> _YOUR GOAL_:
Pick out all lines of the entries that include the word "Epitome" and copy them.
>>>>
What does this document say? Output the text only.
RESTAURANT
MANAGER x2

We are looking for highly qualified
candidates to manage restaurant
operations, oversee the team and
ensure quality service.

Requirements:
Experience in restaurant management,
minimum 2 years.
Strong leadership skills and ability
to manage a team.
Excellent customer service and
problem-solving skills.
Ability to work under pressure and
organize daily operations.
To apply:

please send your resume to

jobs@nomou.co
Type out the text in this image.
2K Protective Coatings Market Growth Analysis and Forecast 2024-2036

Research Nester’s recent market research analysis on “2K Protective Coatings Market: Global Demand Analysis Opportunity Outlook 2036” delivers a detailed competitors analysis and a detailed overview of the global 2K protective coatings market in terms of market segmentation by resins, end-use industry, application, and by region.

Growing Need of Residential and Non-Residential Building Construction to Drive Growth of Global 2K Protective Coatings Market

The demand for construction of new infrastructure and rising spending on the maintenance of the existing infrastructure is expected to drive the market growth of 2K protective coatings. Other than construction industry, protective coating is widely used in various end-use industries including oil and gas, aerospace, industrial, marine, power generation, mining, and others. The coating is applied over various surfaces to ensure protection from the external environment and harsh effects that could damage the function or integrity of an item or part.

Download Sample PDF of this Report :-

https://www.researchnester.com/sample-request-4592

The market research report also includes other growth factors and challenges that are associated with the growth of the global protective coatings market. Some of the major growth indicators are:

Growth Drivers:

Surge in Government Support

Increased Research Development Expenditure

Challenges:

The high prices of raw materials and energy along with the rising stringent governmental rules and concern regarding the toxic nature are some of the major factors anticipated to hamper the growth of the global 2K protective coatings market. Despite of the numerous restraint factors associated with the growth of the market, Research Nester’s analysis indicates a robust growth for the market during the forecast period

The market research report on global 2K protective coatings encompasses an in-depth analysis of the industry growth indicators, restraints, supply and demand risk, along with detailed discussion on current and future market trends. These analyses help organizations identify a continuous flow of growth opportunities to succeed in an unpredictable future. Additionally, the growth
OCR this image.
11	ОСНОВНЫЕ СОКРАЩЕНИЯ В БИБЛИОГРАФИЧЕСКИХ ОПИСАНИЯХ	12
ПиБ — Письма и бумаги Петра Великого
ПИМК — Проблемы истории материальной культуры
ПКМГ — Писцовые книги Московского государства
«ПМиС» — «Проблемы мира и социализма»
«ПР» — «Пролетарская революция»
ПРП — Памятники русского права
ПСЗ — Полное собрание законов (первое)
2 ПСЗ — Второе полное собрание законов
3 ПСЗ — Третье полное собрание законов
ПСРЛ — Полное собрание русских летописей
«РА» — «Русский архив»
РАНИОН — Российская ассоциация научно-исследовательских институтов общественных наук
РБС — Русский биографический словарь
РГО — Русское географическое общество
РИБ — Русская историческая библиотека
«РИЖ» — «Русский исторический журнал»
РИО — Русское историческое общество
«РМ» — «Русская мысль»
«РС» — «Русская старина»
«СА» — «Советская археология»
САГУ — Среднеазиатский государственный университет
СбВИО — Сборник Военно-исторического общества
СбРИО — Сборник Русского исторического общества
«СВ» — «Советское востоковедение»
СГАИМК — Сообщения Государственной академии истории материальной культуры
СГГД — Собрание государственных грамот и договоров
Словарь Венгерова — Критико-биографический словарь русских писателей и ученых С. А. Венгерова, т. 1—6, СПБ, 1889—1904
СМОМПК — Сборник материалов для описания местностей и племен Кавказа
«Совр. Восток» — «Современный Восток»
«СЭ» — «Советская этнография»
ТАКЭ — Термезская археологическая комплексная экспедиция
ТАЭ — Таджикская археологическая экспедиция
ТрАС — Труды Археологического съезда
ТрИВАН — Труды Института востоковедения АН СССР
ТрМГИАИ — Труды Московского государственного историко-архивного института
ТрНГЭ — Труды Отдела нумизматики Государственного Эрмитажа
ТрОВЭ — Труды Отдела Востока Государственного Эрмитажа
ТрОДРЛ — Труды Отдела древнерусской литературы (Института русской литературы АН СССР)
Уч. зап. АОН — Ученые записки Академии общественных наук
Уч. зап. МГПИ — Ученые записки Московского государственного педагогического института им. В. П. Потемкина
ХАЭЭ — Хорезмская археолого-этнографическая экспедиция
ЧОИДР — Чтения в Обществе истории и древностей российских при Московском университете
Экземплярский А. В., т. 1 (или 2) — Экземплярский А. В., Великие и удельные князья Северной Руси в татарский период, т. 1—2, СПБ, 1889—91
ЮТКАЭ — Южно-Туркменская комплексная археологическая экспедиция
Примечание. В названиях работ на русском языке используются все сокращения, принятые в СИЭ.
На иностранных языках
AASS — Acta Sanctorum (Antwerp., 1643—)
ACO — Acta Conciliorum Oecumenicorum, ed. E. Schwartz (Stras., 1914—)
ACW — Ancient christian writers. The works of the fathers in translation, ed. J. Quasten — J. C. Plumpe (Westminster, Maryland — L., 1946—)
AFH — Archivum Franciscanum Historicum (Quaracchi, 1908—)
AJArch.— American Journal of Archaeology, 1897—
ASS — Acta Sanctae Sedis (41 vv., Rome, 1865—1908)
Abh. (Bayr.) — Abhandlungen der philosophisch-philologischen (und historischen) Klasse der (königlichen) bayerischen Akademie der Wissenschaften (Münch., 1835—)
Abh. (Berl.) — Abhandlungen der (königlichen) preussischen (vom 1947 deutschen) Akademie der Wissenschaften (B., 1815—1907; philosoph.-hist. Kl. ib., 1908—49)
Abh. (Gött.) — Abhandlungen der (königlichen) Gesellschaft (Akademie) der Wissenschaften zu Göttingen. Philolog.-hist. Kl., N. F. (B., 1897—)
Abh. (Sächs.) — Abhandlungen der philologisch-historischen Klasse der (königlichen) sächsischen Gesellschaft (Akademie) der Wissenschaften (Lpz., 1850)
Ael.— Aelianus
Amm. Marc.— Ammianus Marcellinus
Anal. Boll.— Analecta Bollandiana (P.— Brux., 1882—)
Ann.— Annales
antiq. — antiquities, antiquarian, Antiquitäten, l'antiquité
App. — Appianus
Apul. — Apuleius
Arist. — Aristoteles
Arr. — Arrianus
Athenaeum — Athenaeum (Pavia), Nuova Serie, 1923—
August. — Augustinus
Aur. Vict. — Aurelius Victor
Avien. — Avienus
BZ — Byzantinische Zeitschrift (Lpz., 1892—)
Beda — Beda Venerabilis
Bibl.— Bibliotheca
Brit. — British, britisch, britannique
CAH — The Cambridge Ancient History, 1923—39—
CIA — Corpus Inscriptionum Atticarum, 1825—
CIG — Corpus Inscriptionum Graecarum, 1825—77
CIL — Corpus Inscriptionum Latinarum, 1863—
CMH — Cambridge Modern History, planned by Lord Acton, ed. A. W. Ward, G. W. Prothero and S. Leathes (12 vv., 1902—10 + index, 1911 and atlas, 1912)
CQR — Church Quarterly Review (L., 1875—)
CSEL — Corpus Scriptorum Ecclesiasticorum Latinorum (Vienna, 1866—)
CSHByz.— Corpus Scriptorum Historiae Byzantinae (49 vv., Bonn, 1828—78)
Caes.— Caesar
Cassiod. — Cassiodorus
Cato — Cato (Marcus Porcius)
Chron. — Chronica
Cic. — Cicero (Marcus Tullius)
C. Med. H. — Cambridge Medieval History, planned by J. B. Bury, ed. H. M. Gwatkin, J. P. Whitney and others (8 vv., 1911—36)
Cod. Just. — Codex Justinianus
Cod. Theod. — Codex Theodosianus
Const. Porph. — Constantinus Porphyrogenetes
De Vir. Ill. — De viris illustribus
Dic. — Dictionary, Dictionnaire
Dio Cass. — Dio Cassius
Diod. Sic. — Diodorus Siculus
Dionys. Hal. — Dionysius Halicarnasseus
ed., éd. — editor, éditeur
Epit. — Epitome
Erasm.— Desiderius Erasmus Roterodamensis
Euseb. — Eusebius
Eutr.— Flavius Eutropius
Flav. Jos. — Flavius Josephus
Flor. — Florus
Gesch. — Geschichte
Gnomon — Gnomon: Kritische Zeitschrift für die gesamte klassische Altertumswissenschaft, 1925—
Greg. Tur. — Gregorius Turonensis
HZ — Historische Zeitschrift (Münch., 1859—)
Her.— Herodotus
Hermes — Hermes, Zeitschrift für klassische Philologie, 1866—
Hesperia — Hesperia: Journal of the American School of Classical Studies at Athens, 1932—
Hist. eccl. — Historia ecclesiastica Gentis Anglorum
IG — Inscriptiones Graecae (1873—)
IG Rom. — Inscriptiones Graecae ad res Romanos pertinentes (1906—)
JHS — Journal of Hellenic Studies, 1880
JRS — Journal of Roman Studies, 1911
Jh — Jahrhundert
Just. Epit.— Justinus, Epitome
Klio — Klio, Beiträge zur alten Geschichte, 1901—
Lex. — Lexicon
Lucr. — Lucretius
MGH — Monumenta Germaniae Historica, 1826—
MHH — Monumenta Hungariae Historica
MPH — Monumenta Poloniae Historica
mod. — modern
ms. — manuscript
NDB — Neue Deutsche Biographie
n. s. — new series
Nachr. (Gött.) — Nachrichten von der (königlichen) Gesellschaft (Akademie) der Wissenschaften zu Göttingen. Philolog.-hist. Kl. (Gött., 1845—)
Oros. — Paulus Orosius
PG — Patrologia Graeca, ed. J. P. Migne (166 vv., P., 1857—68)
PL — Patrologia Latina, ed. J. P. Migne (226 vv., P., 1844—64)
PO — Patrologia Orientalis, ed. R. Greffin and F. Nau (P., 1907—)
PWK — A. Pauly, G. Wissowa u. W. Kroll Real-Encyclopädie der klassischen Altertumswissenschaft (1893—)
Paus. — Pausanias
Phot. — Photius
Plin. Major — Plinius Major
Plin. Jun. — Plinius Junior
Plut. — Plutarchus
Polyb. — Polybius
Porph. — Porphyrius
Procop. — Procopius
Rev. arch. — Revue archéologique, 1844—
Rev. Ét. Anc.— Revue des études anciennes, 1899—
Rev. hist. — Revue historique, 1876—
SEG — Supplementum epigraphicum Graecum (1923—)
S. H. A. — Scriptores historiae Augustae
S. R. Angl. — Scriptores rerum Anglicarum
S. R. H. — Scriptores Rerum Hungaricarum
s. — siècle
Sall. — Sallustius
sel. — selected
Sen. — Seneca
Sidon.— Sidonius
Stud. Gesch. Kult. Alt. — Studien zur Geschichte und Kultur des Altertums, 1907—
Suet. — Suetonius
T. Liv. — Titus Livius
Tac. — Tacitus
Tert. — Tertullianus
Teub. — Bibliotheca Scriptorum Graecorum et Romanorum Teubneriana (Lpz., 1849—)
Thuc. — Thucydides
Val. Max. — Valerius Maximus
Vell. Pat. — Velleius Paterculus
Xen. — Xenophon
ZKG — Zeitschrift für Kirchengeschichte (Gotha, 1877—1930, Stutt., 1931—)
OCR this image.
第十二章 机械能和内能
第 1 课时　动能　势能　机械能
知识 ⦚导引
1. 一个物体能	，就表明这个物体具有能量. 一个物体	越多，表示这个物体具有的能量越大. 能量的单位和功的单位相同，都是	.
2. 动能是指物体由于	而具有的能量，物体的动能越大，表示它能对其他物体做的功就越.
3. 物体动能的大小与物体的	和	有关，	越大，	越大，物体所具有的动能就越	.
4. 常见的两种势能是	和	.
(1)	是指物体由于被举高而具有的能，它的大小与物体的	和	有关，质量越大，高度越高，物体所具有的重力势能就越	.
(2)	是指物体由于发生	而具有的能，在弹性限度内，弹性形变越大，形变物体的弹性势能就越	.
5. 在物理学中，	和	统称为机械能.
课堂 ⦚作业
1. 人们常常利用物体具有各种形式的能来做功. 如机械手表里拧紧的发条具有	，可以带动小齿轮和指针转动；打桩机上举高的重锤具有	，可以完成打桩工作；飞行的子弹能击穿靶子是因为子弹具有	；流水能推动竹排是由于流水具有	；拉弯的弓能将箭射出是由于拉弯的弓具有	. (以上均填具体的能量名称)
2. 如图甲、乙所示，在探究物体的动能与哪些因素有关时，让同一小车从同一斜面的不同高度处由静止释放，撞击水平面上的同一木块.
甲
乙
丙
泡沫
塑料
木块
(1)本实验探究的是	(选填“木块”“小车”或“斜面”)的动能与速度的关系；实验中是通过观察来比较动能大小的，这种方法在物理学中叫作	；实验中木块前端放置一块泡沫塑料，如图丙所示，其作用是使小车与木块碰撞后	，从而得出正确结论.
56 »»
<<<<
> _PROBLEM SOLUTION_:
Epit. — Epitome
Just. Epit.— Justinus, Epitome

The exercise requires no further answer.